■ SET TASK: Omit every picture and output the rest of the records exactly as they are.

--- begin DATA SHOWN ---

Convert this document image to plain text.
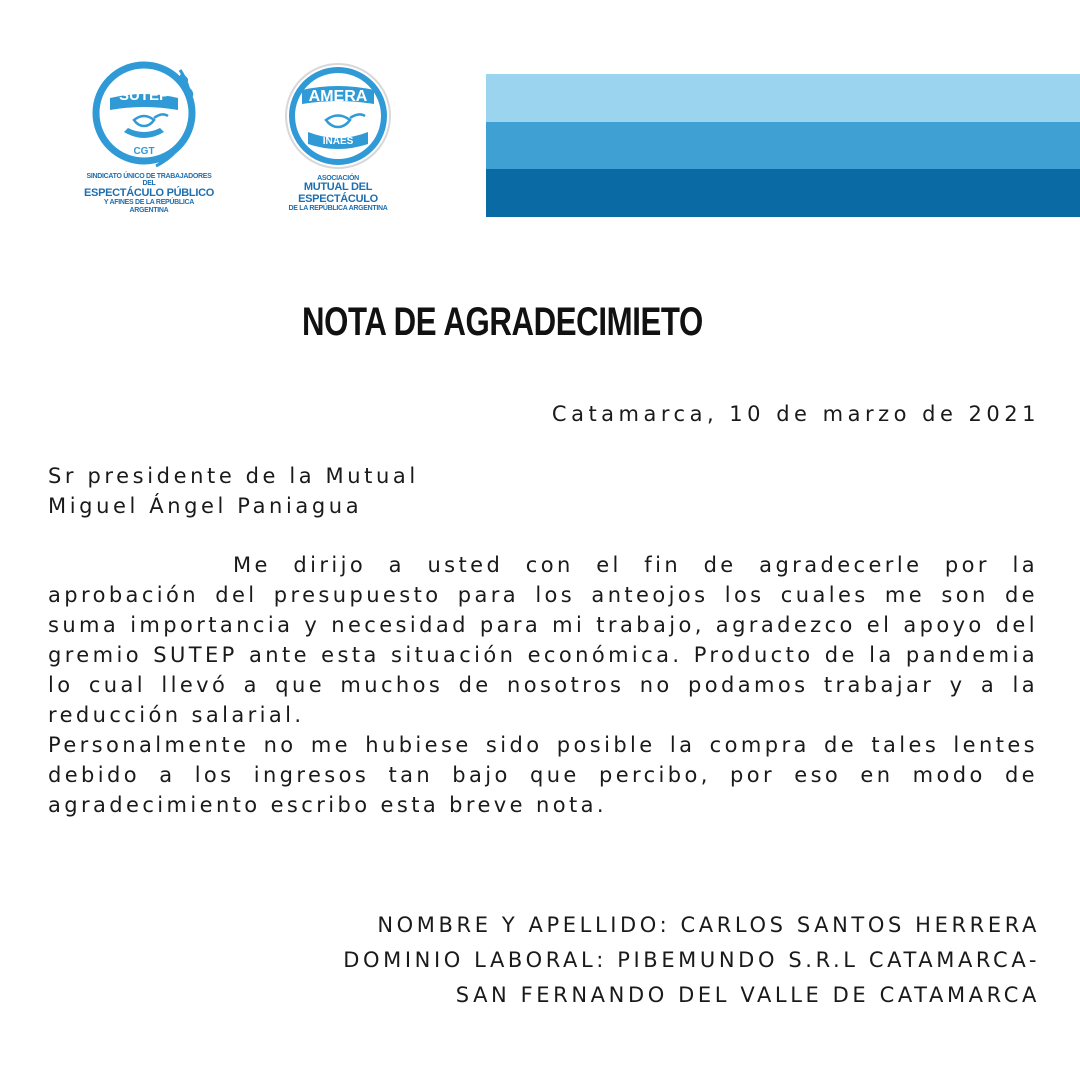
SUTEP
CGT
SINDICATO ÚNICO DE TRABAJADORES DEL
ESPECTÁCULO PÚBLICO
Y AFINES DE LA REPÚBLICA ARGENTINA
AMERA
INAES
ASOCIACIÓN
MUTUAL DEL ESPECTÁCULO
DE LA REPÚBLICA ARGENTINA
NOTA DE AGRADECIMIETO
Catamarca, 10 de marzo de 2021
Sr presidente de la Mutual
Miguel Ángel Paniagua

Me dirijo a usted con el fin de agradecerle por la aprobación del presupuesto para los anteojos los cuales me son de suma importancia y necesidad para mi trabajo, agradezco el apoyo del gremio SUTEP ante esta situación económica. Producto de la pandemia lo cual llevó a que muchos de nosotros no podamos trabajar y a la reducción salarial.

Personalmente no me hubiese sido posible la compra de tales lentes debido a los ingresos tan bajo que percibo, por eso en modo de agradecimiento escribo esta breve nota.

NOMBRE Y APELLIDO: CARLOS SANTOS HERRERA
DOMINIO LABORAL: PIBEMUNDO S.R.L CATAMARCA-
SAN FERNANDO DEL VALLE DE CATAMARCA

--- end DATA SHOWN ---

■ COMPLETE RESPONSE:
Convert this document image to plain text.
SUTEP
CGT
SINDICATO ÚNICO DE TRABAJADORES DEL
ESPECTÁCULO PÚBLICO
Y AFINES DE LA REPÚBLICA ARGENTINA
AMERA
INAES
ASOCIACIÓN
MUTUAL DEL ESPECTÁCULO
DE LA REPÚBLICA ARGENTINA
NOTA DE AGRADECIMIETO
Catamarca, 10 de marzo de 2021
Sr presidente de la Mutual
Miguel Ángel Paniagua

Me dirijo a usted con el fin de agradecerle por la aprobación del presupuesto para los anteojos los cuales me son de suma importancia y necesidad para mi trabajo, agradezco el apoyo del gremio SUTEP ante esta situación económica. Producto de la pandemia lo cual llevó a que muchos de nosotros no podamos trabajar y a la reducción salarial.

Personalmente no me hubiese sido posible la compra de tales lentes debido a los ingresos tan bajo que percibo, por eso en modo de agradecimiento escribo esta breve nota.

NOMBRE Y APELLIDO: CARLOS SANTOS HERRERA
DOMINIO LABORAL: PIBEMUNDO S.R.L CATAMARCA-
SAN FERNANDO DEL VALLE DE CATAMARCA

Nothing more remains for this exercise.